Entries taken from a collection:
-- Start --
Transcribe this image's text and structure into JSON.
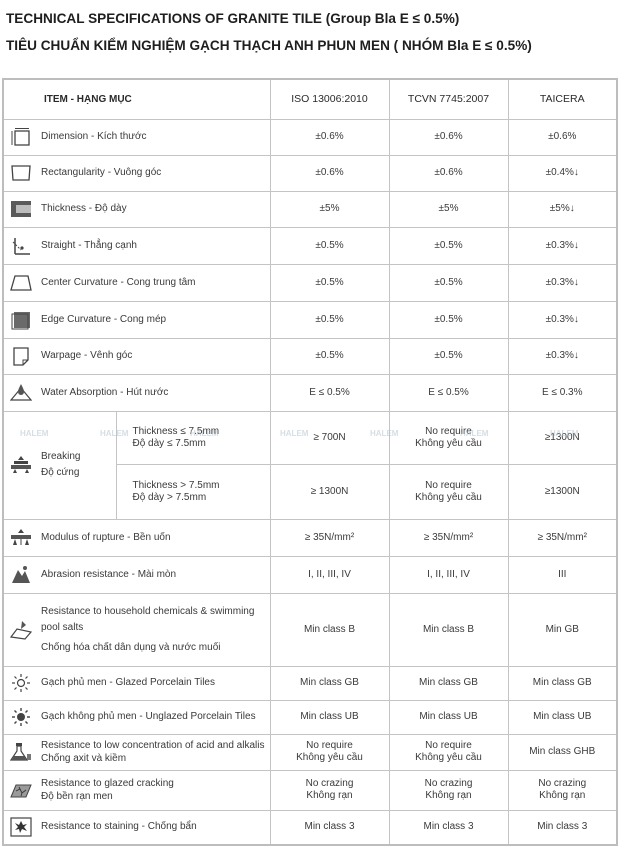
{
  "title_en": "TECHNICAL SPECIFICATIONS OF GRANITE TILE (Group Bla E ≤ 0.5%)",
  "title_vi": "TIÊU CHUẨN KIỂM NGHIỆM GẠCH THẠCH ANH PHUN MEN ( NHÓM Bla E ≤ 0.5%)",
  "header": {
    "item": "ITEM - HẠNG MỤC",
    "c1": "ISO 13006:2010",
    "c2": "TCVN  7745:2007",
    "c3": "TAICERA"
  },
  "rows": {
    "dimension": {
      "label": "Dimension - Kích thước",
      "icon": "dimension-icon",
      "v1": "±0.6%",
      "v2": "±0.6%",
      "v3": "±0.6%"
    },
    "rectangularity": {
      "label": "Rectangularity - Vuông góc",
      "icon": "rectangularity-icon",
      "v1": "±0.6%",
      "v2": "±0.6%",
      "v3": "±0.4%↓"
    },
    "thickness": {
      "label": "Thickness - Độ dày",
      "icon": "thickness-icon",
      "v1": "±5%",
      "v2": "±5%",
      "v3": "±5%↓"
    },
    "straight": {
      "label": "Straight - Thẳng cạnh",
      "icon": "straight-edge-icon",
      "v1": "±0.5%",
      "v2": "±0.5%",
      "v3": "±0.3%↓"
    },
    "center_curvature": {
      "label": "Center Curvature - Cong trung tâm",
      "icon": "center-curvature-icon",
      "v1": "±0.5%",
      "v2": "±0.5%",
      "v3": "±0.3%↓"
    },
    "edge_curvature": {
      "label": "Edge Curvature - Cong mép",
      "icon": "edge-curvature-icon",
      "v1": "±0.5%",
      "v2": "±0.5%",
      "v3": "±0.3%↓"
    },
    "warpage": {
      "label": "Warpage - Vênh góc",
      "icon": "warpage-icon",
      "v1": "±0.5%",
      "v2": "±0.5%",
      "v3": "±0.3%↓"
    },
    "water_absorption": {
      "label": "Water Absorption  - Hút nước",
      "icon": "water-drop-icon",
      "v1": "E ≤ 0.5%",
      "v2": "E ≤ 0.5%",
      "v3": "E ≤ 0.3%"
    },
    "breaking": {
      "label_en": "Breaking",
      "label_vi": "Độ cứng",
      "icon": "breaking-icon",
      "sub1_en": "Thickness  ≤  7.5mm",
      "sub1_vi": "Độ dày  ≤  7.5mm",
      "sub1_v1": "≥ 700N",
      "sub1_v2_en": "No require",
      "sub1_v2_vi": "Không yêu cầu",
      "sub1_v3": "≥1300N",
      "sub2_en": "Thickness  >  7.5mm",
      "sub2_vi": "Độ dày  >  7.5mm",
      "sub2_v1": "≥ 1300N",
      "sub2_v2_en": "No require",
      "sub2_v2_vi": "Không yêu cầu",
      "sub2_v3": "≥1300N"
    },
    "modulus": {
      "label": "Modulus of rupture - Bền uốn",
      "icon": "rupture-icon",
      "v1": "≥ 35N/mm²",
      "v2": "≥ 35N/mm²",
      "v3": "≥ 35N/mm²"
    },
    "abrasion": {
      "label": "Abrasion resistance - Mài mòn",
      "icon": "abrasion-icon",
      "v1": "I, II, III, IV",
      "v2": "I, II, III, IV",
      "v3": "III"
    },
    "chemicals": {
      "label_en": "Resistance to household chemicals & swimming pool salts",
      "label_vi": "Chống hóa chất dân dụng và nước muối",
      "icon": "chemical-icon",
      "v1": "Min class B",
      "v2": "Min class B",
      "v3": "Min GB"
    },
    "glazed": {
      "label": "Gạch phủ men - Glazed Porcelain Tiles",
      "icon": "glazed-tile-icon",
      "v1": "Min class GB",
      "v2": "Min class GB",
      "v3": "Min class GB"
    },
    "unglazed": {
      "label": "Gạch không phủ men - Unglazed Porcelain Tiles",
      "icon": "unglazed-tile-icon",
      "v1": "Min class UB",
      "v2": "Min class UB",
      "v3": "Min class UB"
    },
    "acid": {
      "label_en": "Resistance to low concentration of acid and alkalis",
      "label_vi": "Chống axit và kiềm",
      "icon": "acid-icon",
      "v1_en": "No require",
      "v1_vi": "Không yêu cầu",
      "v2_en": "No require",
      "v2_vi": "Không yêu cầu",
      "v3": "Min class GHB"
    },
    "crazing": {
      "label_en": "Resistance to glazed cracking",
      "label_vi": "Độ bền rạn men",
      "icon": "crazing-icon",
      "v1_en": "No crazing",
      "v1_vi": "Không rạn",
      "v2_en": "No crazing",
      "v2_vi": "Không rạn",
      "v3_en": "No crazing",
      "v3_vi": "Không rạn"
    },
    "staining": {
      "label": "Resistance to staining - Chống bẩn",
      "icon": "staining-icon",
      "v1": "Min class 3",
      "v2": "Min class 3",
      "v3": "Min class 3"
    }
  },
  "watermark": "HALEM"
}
-- End --
Aim of the task:
Except for the pictures, copy the material above exactly.

Output for this task:
Transcribe this image's text and structure into JSON.
{
  "title_en": "TECHNICAL SPECIFICATIONS OF GRANITE TILE (Group Bla E ≤ 0.5%)",
  "title_vi": "TIÊU CHUẨN KIỂM NGHIỆM GẠCH THẠCH ANH PHUN MEN ( NHÓM Bla E ≤ 0.5%)",
  "header": {
    "item": "ITEM - HẠNG MỤC",
    "c1": "ISO 13006:2010",
    "c2": "TCVN  7745:2007",
    "c3": "TAICERA"
  },
  "rows": {
    "dimension": {
      "label": "Dimension - Kích thước",
      "icon": "dimension-icon",
      "v1": "±0.6%",
      "v2": "±0.6%",
      "v3": "±0.6%"
    },
    "rectangularity": {
      "label": "Rectangularity - Vuông góc",
      "icon": "rectangularity-icon",
      "v1": "±0.6%",
      "v2": "±0.6%",
      "v3": "±0.4%↓"
    },
    "thickness": {
      "label": "Thickness - Độ dày",
      "icon": "thickness-icon",
      "v1": "±5%",
      "v2": "±5%",
      "v3": "±5%↓"
    },
    "straight": {
      "label": "Straight - Thẳng cạnh",
      "icon": "straight-edge-icon",
      "v1": "±0.5%",
      "v2": "±0.5%",
      "v3": "±0.3%↓"
    },
    "center_curvature": {
      "label": "Center Curvature - Cong trung tâm",
      "icon": "center-curvature-icon",
      "v1": "±0.5%",
      "v2": "±0.5%",
      "v3": "±0.3%↓"
    },
    "edge_curvature": {
      "label": "Edge Curvature - Cong mép",
      "icon": "edge-curvature-icon",
      "v1": "±0.5%",
      "v2": "±0.5%",
      "v3": "±0.3%↓"
    },
    "warpage": {
      "label": "Warpage - Vênh góc",
      "icon": "warpage-icon",
      "v1": "±0.5%",
      "v2": "±0.5%",
      "v3": "±0.3%↓"
    },
    "water_absorption": {
      "label": "Water Absorption  - Hút nước",
      "icon": "water-drop-icon",
      "v1": "E ≤ 0.5%",
      "v2": "E ≤ 0.5%",
      "v3": "E ≤ 0.3%"
    },
    "breaking": {
      "label_en": "Breaking",
      "label_vi": "Độ cứng",
      "icon": "breaking-icon",
      "sub1_en": "Thickness  ≤  7.5mm",
      "sub1_vi": "Độ dày  ≤  7.5mm",
      "sub1_v1": "≥ 700N",
      "sub1_v2_en": "No require",
      "sub1_v2_vi": "Không yêu cầu",
      "sub1_v3": "≥1300N",
      "sub2_en": "Thickness  >  7.5mm",
      "sub2_vi": "Độ dày  >  7.5mm",
      "sub2_v1": "≥ 1300N",
      "sub2_v2_en": "No require",
      "sub2_v2_vi": "Không yêu cầu",
      "sub2_v3": "≥1300N"
    },
    "modulus": {
      "label": "Modulus of rupture - Bền uốn",
      "icon": "rupture-icon",
      "v1": "≥ 35N/mm²",
      "v2": "≥ 35N/mm²",
      "v3": "≥ 35N/mm²"
    },
    "abrasion": {
      "label": "Abrasion resistance - Mài mòn",
      "icon": "abrasion-icon",
      "v1": "I, II, III, IV",
      "v2": "I, II, III, IV",
      "v3": "III"
    },
    "chemicals": {
      "label_en": "Resistance to household chemicals & swimming pool salts",
      "label_vi": "Chống hóa chất dân dụng và nước muối",
      "icon": "chemical-icon",
      "v1": "Min class B",
      "v2": "Min class B",
      "v3": "Min GB"
    },
    "glazed": {
      "label": "Gạch phủ men - Glazed Porcelain Tiles",
      "icon": "glazed-tile-icon",
      "v1": "Min class GB",
      "v2": "Min class GB",
      "v3": "Min class GB"
    },
    "unglazed": {
      "label": "Gạch không phủ men - Unglazed Porcelain Tiles",
      "icon": "unglazed-tile-icon",
      "v1": "Min class UB",
      "v2": "Min class UB",
      "v3": "Min class UB"
    },
    "acid": {
      "label_en": "Resistance to low concentration of acid and alkalis",
      "label_vi": "Chống axit và kiềm",
      "icon": "acid-icon",
      "v1_en": "No require",
      "v1_vi": "Không yêu cầu",
      "v2_en": "No require",
      "v2_vi": "Không yêu cầu",
      "v3": "Min class GHB"
    },
    "crazing": {
      "label_en": "Resistance to glazed cracking",
      "label_vi": "Độ bền rạn men",
      "icon": "crazing-icon",
      "v1_en": "No crazing",
      "v1_vi": "Không rạn",
      "v2_en": "No crazing",
      "v2_vi": "Không rạn",
      "v3_en": "No crazing",
      "v3_vi": "Không rạn"
    },
    "staining": {
      "label": "Resistance to staining - Chống bẩn",
      "icon": "staining-icon",
      "v1": "Min class 3",
      "v2": "Min class 3",
      "v3": "Min class 3"
    }
  },
  "watermark": "HALEM"
}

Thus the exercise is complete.